* start EXCERPTED DATA *
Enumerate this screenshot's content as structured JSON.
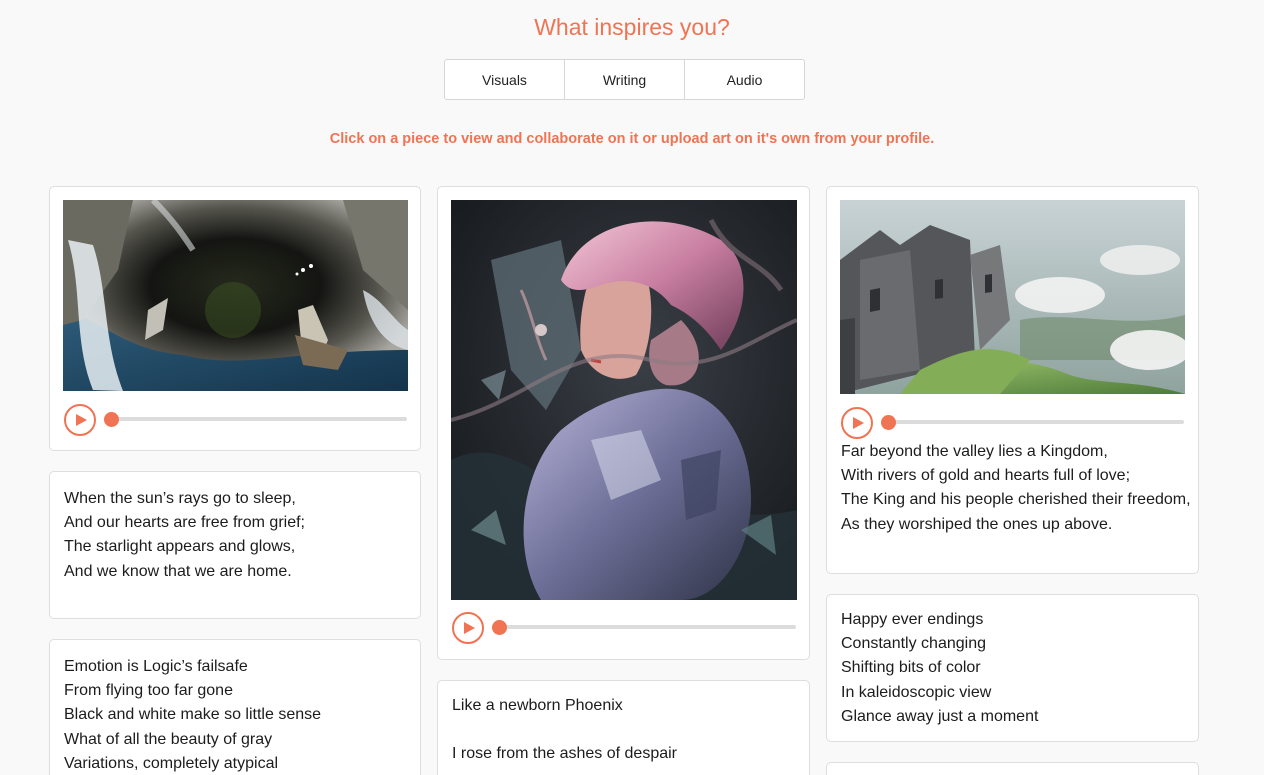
{
  "header": {
    "title": "What inspires you?",
    "hint": "Click on a piece to view and collaborate on it or upload art on it's own from your profile."
  },
  "tabs": [
    {
      "label": "Visuals"
    },
    {
      "label": "Writing"
    },
    {
      "label": "Audio"
    }
  ],
  "colors": {
    "accent": "#f07353",
    "track": "#dcdcdc",
    "card_border": "#dedede",
    "background": "#f9f9f9"
  },
  "cards": {
    "visual_1": {
      "art": "waterfall-abyss-artwork",
      "player_icon": "play-icon"
    },
    "visual_2": {
      "art": "pink-haired-android-girl-artwork",
      "player_icon": "play-icon"
    },
    "visual_3": {
      "art": "cliffside-castle-artwork",
      "player_icon": "play-icon",
      "poem": [
        "Far beyond the valley lies a Kingdom,",
        "With rivers of gold and hearts full of love;",
        "The King and his people cherished their freedom,",
        "As they worshiped the ones up above."
      ]
    },
    "poem_sleep": [
      "When the sun’s rays go to sleep,",
      "And our hearts are free from grief;",
      "The starlight appears and glows,",
      "And we know that we are home."
    ],
    "poem_emotion": [
      "Emotion is Logic’s failsafe",
      "From flying too far gone",
      "Black and white make so little sense",
      "What of all the beauty of gray",
      "Variations, completely atypical"
    ],
    "poem_phoenix": [
      "Like a newborn Phoenix",
      "",
      "I rose from the ashes of despair"
    ],
    "poem_endings": [
      "Happy ever endings",
      "Constantly changing",
      "Shifting bits of color",
      "In kaleidoscopic view",
      "Glance away just a moment"
    ]
  }
}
* end EXCERPTED DATA *
SET TASK: Produce an exact copy of each line of data, skipping embedded images.

TASK ANSWER:
Enumerate this screenshot's content as structured JSON.
{
  "header": {
    "title": "What inspires you?",
    "hint": "Click on a piece to view and collaborate on it or upload art on it's own from your profile."
  },
  "tabs": [
    {
      "label": "Visuals"
    },
    {
      "label": "Writing"
    },
    {
      "label": "Audio"
    }
  ],
  "colors": {
    "accent": "#f07353",
    "track": "#dcdcdc",
    "card_border": "#dedede",
    "background": "#f9f9f9"
  },
  "cards": {
    "visual_1": {
      "art": "waterfall-abyss-artwork",
      "player_icon": "play-icon"
    },
    "visual_2": {
      "art": "pink-haired-android-girl-artwork",
      "player_icon": "play-icon"
    },
    "visual_3": {
      "art": "cliffside-castle-artwork",
      "player_icon": "play-icon",
      "poem": [
        "Far beyond the valley lies a Kingdom,",
        "With rivers of gold and hearts full of love;",
        "The King and his people cherished their freedom,",
        "As they worshiped the ones up above."
      ]
    },
    "poem_sleep": [
      "When the sun’s rays go to sleep,",
      "And our hearts are free from grief;",
      "The starlight appears and glows,",
      "And we know that we are home."
    ],
    "poem_emotion": [
      "Emotion is Logic’s failsafe",
      "From flying too far gone",
      "Black and white make so little sense",
      "What of all the beauty of gray",
      "Variations, completely atypical"
    ],
    "poem_phoenix": [
      "Like a newborn Phoenix",
      "",
      "I rose from the ashes of despair"
    ],
    "poem_endings": [
      "Happy ever endings",
      "Constantly changing",
      "Shifting bits of color",
      "In kaleidoscopic view",
      "Glance away just a moment"
    ]
  }
}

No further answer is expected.